First, we start with no predictors in our "stepwise model." Then, at each step along the way we either enter or remove a predictor based on the partial F-tests — that is, the t-tests for the slope parameters — that are obtained. 

We stop when no more predictors can be justifiably entered or removed from our stepwise model, thereby leading us to a "final model."

Starting the procedure. The first thing we need to do is set a significance level for deciding when to enter a predictor into the stepwise model. 

We'll call this the Alpha-to-Enter significance level and will denote it as $\alpha_{\mathrm{E}}$. Of course, we also need to set a significance level for deciding when to remove a predictor from the stepwise model. 

We'll call this the Alpha-to-Remove significance level and will denote it as $\alpha_{\mathrm{R}}$.

- Specify an Alpha-to-Enter significance level. This will typically be greater than the usual 0.05 level so that it is not too difficult to enter predictors into the model. 
- Specify an Alpha-to-Remove significance level. This will typically be greater than the usual 0.05 level so that it is not too easy to remove predictors from the model.



### Step 1

Once we've specified the starting significance levels, then we:

1. Fit each of the one-predictor models — that is, regress y on x1, regress y on x2, ..., and regress y on xp-1.
2. Of those predictors whose t-test P-value is less than αE = 0.15, the first predictor put in the stepwise model is the predictor that has the smallest t-test P-value.
3. If no predictor has a t-test P-value less than $\alpha_{\mathrm{E}} = 0.15$, stop.

In [0]:
import statsmodels.api as sm

list_x = ['x1','x2','x3','x4']

In [0]:
y = df['y'].to_numpy()
dic_stepwise = {
    'var': [],
    'p_value': []
}
#dic_stepwise['var'].update('X1')

In [0]:
p_value_final = 0.15
var_final = ''
for var in list_x:
  x = df[var].to_numpy()
  x = sm.add_constant(x)
  model = sm.OLS(y,x).fit()  
  p_value = model.pvalues[1]
  print("p_value: %f" % (p_value))
  if p_value < p_value_final:
    p_value_final = p_value
    var_final =  var

dic_stepwise['var'].append(var_final)
dic_stepwise['p_value'].append(p_value_final)

+ + +

[To do]
1: Reproduce the stretch of the stepwise regression walkthrough from "p_value = model.pvalues[1]" through "dic_stepwise['var'].append(var_final)", swapping "var_final" for "best_var".
2: Extend the stepwise regression walkthrough onward from its last line.

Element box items
+ + +

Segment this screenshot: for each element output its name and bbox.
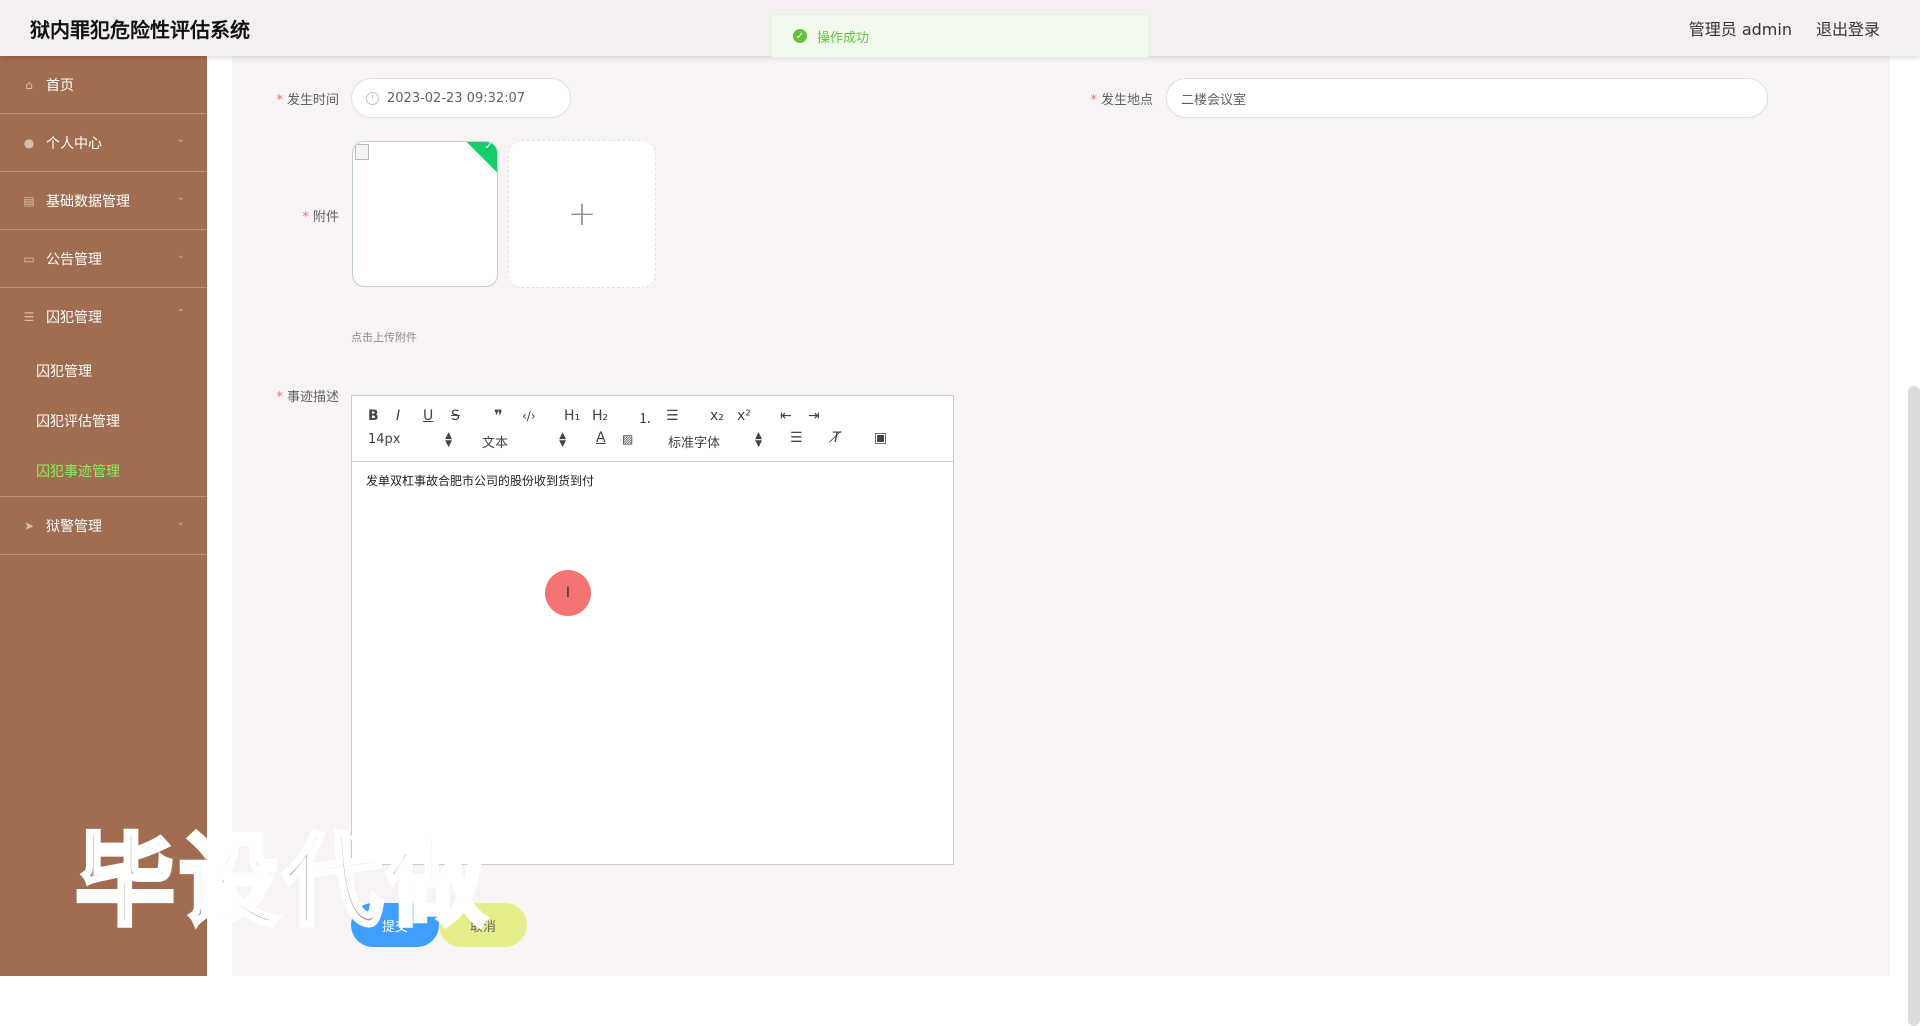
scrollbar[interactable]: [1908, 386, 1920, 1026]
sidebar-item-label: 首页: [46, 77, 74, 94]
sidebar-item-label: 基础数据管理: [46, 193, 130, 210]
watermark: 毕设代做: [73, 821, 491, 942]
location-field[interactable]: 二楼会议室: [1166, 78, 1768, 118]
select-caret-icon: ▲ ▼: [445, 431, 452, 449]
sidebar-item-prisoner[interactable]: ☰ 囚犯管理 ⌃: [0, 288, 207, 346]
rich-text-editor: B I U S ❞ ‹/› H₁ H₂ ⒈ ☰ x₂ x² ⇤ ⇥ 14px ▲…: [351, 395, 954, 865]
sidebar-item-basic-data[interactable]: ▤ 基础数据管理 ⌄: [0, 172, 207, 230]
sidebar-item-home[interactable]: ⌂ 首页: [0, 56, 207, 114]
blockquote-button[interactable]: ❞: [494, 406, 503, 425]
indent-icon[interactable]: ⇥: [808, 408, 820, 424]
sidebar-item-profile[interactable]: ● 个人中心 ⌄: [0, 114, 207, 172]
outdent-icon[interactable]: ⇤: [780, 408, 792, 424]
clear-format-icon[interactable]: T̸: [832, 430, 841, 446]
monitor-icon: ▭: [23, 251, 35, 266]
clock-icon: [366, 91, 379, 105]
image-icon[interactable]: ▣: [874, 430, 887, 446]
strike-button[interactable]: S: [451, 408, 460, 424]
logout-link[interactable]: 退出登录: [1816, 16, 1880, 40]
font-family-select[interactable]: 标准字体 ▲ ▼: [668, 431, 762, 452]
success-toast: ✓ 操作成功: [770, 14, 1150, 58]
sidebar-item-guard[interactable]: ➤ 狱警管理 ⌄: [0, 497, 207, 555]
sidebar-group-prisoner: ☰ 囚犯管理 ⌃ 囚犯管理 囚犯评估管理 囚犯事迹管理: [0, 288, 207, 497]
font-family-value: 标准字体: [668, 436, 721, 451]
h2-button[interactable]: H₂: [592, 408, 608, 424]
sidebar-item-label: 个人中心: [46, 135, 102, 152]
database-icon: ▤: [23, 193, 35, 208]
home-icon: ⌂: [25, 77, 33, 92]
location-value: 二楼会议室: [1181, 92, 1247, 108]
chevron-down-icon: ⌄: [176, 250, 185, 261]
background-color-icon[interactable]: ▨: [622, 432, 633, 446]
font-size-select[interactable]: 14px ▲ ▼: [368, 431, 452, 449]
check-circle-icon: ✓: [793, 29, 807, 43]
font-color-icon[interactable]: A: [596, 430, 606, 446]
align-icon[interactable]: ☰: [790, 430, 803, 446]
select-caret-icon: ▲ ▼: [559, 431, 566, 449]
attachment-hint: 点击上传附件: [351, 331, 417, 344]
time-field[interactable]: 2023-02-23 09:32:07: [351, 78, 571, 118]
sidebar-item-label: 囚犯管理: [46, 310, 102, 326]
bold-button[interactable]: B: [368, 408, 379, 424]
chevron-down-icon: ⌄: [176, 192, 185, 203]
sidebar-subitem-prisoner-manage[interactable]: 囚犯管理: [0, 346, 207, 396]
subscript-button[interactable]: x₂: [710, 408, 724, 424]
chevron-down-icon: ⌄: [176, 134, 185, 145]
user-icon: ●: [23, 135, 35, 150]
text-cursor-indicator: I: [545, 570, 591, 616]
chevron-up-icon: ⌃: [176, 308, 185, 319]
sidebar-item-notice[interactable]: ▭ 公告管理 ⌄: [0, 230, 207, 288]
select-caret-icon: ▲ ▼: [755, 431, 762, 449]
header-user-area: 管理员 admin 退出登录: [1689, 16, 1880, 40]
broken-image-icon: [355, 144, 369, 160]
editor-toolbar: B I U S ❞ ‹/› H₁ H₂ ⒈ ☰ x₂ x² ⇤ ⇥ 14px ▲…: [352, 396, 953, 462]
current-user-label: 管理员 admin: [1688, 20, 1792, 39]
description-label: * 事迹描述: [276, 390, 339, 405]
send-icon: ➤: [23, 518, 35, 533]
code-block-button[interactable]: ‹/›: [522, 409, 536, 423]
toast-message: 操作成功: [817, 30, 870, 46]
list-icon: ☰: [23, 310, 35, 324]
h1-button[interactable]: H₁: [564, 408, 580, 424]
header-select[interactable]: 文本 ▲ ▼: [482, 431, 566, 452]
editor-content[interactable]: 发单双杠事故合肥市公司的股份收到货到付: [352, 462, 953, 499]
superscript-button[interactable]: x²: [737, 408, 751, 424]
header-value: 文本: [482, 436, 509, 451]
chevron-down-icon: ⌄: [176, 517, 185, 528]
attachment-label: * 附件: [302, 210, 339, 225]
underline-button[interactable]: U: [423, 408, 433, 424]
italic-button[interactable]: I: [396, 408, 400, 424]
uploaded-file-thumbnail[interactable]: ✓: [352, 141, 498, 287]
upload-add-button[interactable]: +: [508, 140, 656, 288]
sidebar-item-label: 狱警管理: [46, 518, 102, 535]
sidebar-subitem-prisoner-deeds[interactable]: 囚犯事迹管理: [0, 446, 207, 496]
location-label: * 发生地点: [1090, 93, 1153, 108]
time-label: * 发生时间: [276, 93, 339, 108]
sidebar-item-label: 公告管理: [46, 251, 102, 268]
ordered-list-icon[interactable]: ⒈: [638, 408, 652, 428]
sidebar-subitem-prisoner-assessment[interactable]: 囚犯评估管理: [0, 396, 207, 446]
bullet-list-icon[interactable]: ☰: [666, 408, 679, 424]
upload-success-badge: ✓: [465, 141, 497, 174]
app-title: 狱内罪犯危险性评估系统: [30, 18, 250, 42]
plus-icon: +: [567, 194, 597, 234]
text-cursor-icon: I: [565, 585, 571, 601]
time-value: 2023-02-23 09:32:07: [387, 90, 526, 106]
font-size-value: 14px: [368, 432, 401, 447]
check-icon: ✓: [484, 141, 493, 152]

+ + +

[Answers provided]
1:
p_value = model.pvalues[1]
  print("p_value: %f" % (p_value))
  if p_value < p_value_final:
    p_value_final = p_value
    best_var =  var

dic_stepwise['var'].append(best_var)

2:
dic_stepwise

p_value: 0.004552
p_value: 0.000665
p_value: 0.059762
p_value: 0.000576


{'var': ['x4'], 'p_value': [0.0005762318164885003]}

### Step 2

1.  $x4$ has the smallest t-test P-value below $\alpha_{\mathrm{E}}=0.15$ and therefore was deemed the "best" single predictor arising from the the first step.
2. Now, fit each of the two-predictor models that include $x4$ as a predictor — that is, regress $y$ on $x4$ and $x2$, regress $y$ on $x4$ and $x3$, ..., and regress $y$ on$x1$ and $xp-1$.
3. Of those predictors whose t-test P-value is less than $\alpha_{\mathrm{E}}=0.15$, the second predictor put in the stepwise model is the predictor that has the smallest t-test P-value
4. If no predictor has a t-test P-value less than $\alpha_{\mathrm{E}}=0.15$, stop. The model with the one predictor obtained from the first step is your final model.

In [0]:
### Forward
p_value_final = 0.15
var_final = ''

for var in list_x:
  if var not in dic_stepwise['var']:
    
    list_temps = []
    for value in dic_stepwise['var']:
      list_temps.append(value)
    list_temps.append(var)
    
    x = df[list_temps].to_numpy()
    x = sm.add_constant(x)
    model = sm.OLS(y,x).fit()
    p_value = model.pvalues[2]
    
    print("p_value:" +  str(p_value))
    
    
    if p_value < p_value_final:
      p_value_final = p_value
      var_final =  var
print(var_final, p_value_final)

p_value:1.1052814195373175e-06
p_value:0.6866842279633266
p_value:8.375467286314457e-05
x1 1.1052814195373175e-06


5. But, suppose instead that x1 was deemed the "best" second predictor and it is therefore entered into the stepwise model.
6. Now, since $x4$ was the first predictor in the model, step back and see if entering $x1$ into the stepwise model somehow affected the significance of the $x4$ predictor. That is, check the t-test P-value for testing $\beta_{1}=0$. If the t-test P-value for\beta_{1}=0 has become not significant — that is, the P-value is greater than $\alpha_{\mathrm{R}}=0.15$ — remove $x4$ from the stepwise model.

In [0]:
  ### backward
if var_final != '':
  
  list_temps = []
  for value in dic_stepwise['var']:
    list_temps.append(value)
  list_temps.append(var_final)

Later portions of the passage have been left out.